[Extracted data entries]
▬▬▬▬▬▬▬▬▬▬
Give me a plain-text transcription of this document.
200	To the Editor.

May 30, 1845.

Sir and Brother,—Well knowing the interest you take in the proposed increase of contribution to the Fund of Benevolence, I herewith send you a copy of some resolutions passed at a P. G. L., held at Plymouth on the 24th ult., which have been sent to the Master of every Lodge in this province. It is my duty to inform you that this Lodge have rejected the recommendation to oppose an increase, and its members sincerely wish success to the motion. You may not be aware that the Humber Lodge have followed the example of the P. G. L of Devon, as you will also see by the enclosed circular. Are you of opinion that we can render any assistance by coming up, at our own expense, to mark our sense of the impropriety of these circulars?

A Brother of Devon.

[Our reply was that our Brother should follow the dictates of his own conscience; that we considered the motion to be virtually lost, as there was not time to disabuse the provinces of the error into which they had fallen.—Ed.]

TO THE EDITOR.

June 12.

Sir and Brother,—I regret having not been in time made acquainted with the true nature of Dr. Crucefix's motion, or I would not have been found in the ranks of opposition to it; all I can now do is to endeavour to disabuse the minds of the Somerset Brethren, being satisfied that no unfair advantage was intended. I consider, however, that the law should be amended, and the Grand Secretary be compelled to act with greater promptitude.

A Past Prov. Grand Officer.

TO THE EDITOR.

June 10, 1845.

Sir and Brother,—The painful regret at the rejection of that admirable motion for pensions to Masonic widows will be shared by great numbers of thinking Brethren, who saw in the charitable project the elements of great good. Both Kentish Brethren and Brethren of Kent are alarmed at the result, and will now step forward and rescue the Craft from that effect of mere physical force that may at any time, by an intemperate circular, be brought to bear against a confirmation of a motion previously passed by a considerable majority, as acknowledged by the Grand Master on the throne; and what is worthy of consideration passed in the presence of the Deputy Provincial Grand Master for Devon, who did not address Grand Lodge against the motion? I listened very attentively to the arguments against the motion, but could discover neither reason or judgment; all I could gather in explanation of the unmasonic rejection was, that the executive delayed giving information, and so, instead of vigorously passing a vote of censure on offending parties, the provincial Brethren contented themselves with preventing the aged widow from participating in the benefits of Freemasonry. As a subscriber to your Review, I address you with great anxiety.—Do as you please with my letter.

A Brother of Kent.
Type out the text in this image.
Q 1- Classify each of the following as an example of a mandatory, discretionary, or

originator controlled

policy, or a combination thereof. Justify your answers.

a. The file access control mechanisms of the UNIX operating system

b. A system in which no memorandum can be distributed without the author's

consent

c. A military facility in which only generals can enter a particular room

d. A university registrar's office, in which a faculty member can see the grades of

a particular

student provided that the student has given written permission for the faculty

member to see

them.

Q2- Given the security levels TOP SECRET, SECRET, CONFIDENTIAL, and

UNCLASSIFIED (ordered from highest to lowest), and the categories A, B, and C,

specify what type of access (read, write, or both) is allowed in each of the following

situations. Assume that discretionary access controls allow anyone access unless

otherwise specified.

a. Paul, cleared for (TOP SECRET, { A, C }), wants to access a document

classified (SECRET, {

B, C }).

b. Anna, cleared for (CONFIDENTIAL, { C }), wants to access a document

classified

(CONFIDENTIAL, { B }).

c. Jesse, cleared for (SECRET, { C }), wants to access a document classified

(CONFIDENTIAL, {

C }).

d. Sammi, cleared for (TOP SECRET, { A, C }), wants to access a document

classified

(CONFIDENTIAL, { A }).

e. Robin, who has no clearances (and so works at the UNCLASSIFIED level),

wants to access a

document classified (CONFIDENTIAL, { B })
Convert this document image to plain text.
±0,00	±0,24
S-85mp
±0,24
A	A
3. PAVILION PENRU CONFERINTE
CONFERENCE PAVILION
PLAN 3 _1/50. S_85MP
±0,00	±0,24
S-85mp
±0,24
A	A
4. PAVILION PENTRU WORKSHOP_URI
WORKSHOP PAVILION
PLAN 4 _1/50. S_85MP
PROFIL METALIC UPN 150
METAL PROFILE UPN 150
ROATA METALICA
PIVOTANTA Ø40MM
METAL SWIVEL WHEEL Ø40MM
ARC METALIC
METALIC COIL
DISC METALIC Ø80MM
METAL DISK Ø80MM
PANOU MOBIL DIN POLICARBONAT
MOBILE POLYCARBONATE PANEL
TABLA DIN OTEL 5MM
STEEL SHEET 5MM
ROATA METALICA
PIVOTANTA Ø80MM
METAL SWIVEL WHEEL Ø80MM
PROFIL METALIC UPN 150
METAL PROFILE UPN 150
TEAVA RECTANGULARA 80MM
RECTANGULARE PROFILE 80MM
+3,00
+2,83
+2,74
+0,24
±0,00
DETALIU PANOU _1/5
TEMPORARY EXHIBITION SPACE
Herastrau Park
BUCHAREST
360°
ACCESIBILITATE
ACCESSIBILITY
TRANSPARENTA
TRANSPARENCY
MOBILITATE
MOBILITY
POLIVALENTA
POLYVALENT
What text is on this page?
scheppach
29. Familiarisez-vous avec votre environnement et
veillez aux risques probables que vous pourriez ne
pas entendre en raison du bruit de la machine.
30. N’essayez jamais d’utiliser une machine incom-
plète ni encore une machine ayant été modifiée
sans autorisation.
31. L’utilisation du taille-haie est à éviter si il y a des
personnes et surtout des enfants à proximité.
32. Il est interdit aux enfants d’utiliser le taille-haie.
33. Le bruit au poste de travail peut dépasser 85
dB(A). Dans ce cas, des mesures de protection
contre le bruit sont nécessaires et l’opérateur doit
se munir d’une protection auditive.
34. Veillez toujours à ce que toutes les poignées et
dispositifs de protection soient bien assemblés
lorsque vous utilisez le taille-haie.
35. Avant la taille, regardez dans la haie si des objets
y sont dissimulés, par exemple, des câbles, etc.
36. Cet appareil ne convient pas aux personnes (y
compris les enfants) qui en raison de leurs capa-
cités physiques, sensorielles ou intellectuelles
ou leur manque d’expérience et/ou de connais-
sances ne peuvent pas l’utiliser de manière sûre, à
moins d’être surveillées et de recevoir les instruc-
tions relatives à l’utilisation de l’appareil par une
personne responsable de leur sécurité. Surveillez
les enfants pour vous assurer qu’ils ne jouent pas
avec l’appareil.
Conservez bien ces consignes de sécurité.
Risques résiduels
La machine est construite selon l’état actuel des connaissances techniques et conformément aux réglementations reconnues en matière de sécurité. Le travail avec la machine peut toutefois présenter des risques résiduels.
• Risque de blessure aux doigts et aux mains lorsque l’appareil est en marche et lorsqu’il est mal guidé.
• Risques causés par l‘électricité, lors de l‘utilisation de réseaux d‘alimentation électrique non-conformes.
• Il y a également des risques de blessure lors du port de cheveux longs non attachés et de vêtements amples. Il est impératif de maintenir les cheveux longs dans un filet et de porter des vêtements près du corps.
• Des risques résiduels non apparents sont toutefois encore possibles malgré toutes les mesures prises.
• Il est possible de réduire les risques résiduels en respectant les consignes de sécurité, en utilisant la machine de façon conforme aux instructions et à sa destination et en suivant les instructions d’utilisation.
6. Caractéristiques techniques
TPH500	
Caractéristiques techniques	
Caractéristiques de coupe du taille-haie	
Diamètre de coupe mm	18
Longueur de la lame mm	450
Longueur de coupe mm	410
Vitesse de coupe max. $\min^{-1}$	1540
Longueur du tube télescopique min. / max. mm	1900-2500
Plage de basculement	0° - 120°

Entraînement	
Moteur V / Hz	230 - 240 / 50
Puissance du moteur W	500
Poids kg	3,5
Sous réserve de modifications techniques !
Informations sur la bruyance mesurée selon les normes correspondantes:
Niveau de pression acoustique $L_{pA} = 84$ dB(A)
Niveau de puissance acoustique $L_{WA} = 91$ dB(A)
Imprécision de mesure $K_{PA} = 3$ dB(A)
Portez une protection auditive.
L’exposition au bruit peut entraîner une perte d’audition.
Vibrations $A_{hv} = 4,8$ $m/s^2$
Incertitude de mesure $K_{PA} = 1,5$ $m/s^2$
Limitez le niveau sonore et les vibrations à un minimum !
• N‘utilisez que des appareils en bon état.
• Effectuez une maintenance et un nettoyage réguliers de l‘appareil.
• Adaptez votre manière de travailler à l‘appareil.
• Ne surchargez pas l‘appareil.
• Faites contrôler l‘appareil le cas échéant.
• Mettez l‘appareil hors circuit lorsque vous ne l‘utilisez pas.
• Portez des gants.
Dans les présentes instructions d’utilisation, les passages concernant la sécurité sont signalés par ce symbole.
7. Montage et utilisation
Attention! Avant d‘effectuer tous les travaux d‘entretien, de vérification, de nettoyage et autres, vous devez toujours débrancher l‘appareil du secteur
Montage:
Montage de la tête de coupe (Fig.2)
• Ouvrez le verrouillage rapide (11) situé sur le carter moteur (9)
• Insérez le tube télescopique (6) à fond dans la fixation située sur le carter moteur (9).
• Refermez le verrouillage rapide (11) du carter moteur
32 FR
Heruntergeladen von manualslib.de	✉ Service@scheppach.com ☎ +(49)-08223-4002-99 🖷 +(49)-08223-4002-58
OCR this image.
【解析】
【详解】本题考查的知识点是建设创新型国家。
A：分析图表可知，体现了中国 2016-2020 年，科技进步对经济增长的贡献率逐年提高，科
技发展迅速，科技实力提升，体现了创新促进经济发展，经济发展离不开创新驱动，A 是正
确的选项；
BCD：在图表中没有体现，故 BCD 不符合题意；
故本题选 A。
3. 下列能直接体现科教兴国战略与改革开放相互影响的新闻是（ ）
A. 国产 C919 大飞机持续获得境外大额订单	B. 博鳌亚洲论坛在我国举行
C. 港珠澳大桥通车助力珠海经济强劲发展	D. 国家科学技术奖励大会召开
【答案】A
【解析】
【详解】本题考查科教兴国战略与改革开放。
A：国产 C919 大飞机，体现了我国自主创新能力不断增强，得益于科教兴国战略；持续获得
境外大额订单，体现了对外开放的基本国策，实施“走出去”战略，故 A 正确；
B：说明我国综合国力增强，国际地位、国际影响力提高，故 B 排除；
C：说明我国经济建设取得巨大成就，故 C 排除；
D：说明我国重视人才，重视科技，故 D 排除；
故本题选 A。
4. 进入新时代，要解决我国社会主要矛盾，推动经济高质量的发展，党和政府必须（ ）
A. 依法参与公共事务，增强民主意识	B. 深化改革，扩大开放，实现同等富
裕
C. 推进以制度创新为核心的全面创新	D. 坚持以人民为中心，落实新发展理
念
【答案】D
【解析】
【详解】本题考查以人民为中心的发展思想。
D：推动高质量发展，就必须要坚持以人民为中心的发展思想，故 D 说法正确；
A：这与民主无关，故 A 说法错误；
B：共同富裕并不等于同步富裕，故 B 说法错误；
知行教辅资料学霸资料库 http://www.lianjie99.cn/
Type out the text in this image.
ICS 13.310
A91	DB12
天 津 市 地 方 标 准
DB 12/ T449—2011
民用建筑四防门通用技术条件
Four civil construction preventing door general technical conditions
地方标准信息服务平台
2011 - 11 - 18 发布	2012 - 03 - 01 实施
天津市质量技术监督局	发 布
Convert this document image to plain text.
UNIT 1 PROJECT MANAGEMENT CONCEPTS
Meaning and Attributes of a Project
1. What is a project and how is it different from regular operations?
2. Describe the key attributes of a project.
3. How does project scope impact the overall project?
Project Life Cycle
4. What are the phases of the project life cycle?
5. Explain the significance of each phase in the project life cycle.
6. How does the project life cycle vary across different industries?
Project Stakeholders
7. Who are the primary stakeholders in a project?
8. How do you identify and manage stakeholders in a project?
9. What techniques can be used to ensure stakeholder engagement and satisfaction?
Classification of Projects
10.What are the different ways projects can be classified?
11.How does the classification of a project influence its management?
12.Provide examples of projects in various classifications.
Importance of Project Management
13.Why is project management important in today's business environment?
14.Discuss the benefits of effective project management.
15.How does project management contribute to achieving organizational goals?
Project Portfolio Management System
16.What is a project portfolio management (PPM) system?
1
▬▬▬▬▬▬▬▬▬▬
▸ REQUIRED WORK: Identify every line holding the word "mesures" and copy it out.

▸ CORRECT RESULT:
dB(A). Dans ce cas, des mesures de protection
• Des risques résiduels non apparents sont toutefois encore possibles malgré toutes les mesures prises.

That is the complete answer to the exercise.